Dataset listings of figures
━━━

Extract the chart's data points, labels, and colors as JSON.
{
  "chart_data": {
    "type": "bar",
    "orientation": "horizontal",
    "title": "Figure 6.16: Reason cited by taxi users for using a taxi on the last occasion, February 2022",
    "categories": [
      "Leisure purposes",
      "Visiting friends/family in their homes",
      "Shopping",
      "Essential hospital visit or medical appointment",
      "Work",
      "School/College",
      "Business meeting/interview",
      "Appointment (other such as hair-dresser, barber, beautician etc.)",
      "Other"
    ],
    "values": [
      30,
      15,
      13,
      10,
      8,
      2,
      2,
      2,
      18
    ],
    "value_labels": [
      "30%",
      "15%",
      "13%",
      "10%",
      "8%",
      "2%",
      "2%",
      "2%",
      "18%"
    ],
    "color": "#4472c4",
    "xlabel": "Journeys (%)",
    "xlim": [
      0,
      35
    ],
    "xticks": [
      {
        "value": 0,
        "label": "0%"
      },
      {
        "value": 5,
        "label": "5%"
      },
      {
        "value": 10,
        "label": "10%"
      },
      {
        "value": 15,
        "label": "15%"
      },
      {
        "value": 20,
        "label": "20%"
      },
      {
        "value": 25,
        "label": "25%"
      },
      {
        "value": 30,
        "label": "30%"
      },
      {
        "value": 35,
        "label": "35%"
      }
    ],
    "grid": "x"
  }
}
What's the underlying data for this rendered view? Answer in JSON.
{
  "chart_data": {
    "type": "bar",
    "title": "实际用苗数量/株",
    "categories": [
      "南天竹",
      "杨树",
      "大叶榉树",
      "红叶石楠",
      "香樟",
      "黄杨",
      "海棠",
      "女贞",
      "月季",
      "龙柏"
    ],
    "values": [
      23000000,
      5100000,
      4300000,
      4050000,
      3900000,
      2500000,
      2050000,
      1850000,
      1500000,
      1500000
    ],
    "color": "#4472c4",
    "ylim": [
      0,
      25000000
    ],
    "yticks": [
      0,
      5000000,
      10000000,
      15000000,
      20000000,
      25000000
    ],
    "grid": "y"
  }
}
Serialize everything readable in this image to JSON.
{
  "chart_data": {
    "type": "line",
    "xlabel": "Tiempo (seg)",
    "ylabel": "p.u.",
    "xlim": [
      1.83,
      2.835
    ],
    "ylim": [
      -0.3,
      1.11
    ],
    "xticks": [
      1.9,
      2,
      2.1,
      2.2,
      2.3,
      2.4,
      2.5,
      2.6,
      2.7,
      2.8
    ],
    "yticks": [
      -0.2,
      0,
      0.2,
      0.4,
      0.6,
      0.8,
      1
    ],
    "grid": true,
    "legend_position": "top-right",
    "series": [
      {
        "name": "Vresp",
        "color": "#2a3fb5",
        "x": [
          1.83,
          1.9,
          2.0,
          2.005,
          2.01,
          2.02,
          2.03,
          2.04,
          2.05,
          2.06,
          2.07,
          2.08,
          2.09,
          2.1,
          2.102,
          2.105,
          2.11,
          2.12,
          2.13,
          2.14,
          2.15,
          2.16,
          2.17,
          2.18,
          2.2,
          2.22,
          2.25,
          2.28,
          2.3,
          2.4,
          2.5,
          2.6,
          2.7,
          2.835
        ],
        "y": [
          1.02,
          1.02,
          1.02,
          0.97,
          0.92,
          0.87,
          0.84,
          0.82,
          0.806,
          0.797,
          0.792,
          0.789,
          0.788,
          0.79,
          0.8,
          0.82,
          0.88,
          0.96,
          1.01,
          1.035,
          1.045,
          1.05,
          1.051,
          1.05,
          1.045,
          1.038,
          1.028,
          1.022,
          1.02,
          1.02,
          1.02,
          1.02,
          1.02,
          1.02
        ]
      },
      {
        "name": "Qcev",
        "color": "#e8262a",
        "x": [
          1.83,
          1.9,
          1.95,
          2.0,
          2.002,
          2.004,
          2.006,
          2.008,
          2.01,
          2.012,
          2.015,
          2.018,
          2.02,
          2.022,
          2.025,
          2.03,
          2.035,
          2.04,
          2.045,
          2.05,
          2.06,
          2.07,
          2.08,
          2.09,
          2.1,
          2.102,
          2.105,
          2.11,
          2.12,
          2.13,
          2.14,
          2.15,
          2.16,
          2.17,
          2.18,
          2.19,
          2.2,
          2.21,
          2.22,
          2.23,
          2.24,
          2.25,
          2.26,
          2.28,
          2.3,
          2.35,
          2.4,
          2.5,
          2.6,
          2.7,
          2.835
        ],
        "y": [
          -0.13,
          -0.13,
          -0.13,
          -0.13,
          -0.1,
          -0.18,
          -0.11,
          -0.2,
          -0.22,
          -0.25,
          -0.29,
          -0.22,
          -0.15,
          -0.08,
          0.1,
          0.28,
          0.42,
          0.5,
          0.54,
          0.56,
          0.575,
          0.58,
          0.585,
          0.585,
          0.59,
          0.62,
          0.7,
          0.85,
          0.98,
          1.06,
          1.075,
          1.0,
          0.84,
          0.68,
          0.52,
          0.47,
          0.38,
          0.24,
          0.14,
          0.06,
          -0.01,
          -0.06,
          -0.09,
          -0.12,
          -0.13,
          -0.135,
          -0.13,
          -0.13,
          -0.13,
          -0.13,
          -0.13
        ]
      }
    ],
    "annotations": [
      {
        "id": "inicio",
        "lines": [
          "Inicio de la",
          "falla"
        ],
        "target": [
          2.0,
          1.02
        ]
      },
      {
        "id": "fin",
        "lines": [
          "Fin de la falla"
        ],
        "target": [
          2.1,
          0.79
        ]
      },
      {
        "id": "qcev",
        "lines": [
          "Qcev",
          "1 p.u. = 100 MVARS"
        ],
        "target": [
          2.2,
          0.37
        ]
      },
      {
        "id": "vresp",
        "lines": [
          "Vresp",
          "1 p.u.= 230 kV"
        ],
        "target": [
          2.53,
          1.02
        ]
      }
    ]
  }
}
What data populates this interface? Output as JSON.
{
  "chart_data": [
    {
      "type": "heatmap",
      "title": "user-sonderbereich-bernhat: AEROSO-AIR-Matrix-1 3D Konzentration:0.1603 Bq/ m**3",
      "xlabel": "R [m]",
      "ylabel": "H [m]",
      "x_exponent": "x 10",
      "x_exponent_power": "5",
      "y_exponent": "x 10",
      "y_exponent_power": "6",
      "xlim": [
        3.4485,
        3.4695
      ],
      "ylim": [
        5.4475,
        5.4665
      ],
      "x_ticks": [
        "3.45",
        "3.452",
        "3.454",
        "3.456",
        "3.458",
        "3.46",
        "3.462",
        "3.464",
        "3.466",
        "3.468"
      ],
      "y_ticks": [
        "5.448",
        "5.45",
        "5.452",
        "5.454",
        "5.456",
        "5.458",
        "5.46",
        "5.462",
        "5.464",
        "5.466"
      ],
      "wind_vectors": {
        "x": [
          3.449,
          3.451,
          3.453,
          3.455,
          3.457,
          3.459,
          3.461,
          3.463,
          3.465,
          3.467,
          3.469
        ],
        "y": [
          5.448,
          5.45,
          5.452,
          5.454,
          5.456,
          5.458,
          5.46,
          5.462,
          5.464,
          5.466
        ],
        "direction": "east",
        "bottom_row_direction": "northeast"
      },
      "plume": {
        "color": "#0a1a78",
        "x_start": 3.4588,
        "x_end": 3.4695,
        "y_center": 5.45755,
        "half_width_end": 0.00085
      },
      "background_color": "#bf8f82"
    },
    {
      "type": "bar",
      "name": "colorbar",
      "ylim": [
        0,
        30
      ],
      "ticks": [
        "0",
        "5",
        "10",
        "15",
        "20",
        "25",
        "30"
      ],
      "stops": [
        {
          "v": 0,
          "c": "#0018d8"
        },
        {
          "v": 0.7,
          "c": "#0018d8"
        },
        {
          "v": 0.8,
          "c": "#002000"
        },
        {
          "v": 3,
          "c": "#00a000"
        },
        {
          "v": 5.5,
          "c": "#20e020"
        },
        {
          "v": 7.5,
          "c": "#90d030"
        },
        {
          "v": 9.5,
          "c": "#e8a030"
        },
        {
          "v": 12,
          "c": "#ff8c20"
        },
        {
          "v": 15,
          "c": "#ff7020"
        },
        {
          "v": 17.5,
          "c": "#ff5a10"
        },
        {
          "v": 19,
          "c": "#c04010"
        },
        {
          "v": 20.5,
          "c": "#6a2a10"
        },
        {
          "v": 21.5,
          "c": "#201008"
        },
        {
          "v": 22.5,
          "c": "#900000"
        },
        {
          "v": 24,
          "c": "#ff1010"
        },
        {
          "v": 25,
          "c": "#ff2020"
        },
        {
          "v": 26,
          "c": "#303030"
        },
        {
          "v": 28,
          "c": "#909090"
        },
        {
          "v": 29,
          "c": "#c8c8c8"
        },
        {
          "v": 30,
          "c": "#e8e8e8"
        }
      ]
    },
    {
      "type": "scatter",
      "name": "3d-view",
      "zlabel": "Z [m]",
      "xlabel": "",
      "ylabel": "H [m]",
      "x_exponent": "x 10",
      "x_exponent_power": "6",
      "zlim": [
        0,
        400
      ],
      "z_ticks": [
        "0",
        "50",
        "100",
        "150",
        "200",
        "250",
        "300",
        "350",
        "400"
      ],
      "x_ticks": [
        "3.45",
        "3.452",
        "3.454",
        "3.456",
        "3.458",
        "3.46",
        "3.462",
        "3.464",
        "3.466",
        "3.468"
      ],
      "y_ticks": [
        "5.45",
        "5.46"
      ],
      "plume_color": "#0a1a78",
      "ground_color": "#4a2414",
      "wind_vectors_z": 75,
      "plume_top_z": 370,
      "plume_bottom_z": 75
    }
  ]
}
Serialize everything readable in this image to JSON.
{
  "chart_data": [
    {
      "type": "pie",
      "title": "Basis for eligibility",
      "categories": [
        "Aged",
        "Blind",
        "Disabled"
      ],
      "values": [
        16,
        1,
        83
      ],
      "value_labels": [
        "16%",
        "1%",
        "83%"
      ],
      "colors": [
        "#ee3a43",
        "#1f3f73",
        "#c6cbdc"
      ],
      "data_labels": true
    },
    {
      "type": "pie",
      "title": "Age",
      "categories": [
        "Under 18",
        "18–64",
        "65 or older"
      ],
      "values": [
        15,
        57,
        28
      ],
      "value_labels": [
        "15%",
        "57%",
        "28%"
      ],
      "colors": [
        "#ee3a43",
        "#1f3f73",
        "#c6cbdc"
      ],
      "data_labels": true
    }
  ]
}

━━━

Given exercise:
Where does the word "JSON" appear? Return each line that holds it.

Task result:
Extract the chart's data points, labels, and colors as JSON.
What's the underlying data for this rendered view? Answer in JSON.
Serialize everything readable in this image to JSON.
What data populates this interface? Output as JSON.
Serialize everything readable in this image to JSON.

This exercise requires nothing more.